* _REQUIREMENTS_:
Without the images, output each record below as it stands.

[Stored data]
__________________________________________________

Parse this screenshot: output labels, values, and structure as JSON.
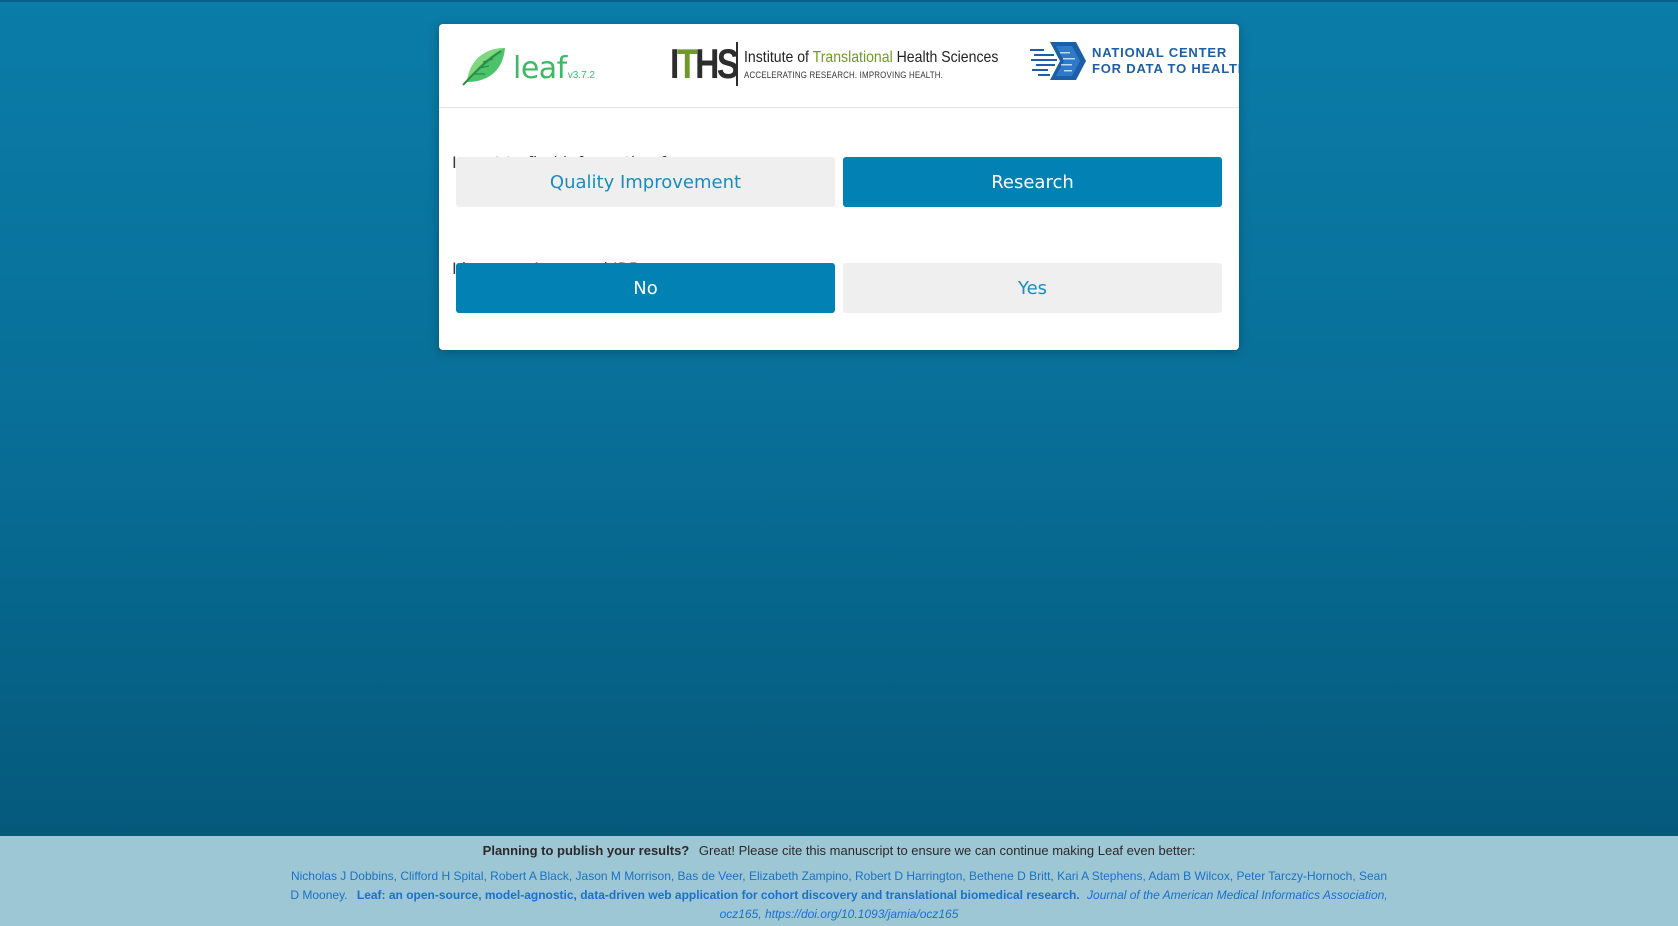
{
  "header": {
    "leaf_name": "leaf",
    "leaf_version": "v3.7.2",
    "iths": {
      "mark_pre": "I",
      "mark_t": "T",
      "mark_post": "HS",
      "name_pre": "Institute of ",
      "name_highlight": "Translational",
      "name_post": " Health Sciences",
      "tagline": "ACCELERATING RESEARCH. IMPROVING HEALTH."
    },
    "ncdh": {
      "line1": "NATIONAL CENTER",
      "line2": "FOR DATA TO HEALTH"
    }
  },
  "questions": [
    {
      "label": "I want to find information for",
      "options": [
        {
          "label": "Quality Improvement",
          "selected": false
        },
        {
          "label": "Research",
          "selected": true
        }
      ]
    },
    {
      "label": "I have an Approved IRB",
      "options": [
        {
          "label": "No",
          "selected": true
        },
        {
          "label": "Yes",
          "selected": false
        }
      ]
    }
  ],
  "footer": {
    "prompt_bold": "Planning to publish your results?",
    "prompt_text": "Great! Please cite this manuscript to ensure we can continue making Leaf even better:",
    "authors": "Nicholas J Dobbins, Clifford H Spital, Robert A Black, Jason M Morrison, Bas de Veer, Elizabeth Zampino, Robert D Harrington, Bethene D Britt, Kari A Stephens, Adam B Wilcox, Peter Tarczy-Hornoch, Sean D Mooney.",
    "title": "Leaf: an open-source, model-agnostic, data-driven web application for cohort discovery and translational biomedical research.",
    "journal": "Journal of the American Medical Informatics Association, ocz165, https://doi.org/10.1093/jamia/ocz165"
  },
  "colors": {
    "primary": "#0281b5",
    "option_off_bg": "#efefef",
    "option_off_text": "#1b8cbf",
    "leaf_green": "#3fb866",
    "iths_green": "#6f9a2a",
    "ncdh_blue": "#1c5fa8",
    "footer_bg": "#9ec7d6"
  }
}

__________________________________________________

* _WRITTEN ANSWER_:
Parse this screenshot: output labels, values, and structure as JSON.
{
  "header": {
    "leaf_name": "leaf",
    "leaf_version": "v3.7.2",
    "iths": {
      "mark_pre": "I",
      "mark_t": "T",
      "mark_post": "HS",
      "name_pre": "Institute of ",
      "name_highlight": "Translational",
      "name_post": " Health Sciences",
      "tagline": "ACCELERATING RESEARCH. IMPROVING HEALTH."
    },
    "ncdh": {
      "line1": "NATIONAL CENTER",
      "line2": "FOR DATA TO HEALTH"
    }
  },
  "questions": [
    {
      "label": "I want to find information for",
      "options": [
        {
          "label": "Quality Improvement",
          "selected": false
        },
        {
          "label": "Research",
          "selected": true
        }
      ]
    },
    {
      "label": "I have an Approved IRB",
      "options": [
        {
          "label": "No",
          "selected": true
        },
        {
          "label": "Yes",
          "selected": false
        }
      ]
    }
  ],
  "footer": {
    "prompt_bold": "Planning to publish your results?",
    "prompt_text": "Great! Please cite this manuscript to ensure we can continue making Leaf even better:",
    "authors": "Nicholas J Dobbins, Clifford H Spital, Robert A Black, Jason M Morrison, Bas de Veer, Elizabeth Zampino, Robert D Harrington, Bethene D Britt, Kari A Stephens, Adam B Wilcox, Peter Tarczy-Hornoch, Sean D Mooney.",
    "title": "Leaf: an open-source, model-agnostic, data-driven web application for cohort discovery and translational biomedical research.",
    "journal": "Journal of the American Medical Informatics Association, ocz165, https://doi.org/10.1093/jamia/ocz165"
  },
  "colors": {
    "primary": "#0281b5",
    "option_off_bg": "#efefef",
    "option_off_text": "#1b8cbf",
    "leaf_green": "#3fb866",
    "iths_green": "#6f9a2a",
    "ncdh_blue": "#1c5fa8",
    "footer_bg": "#9ec7d6"
  }
}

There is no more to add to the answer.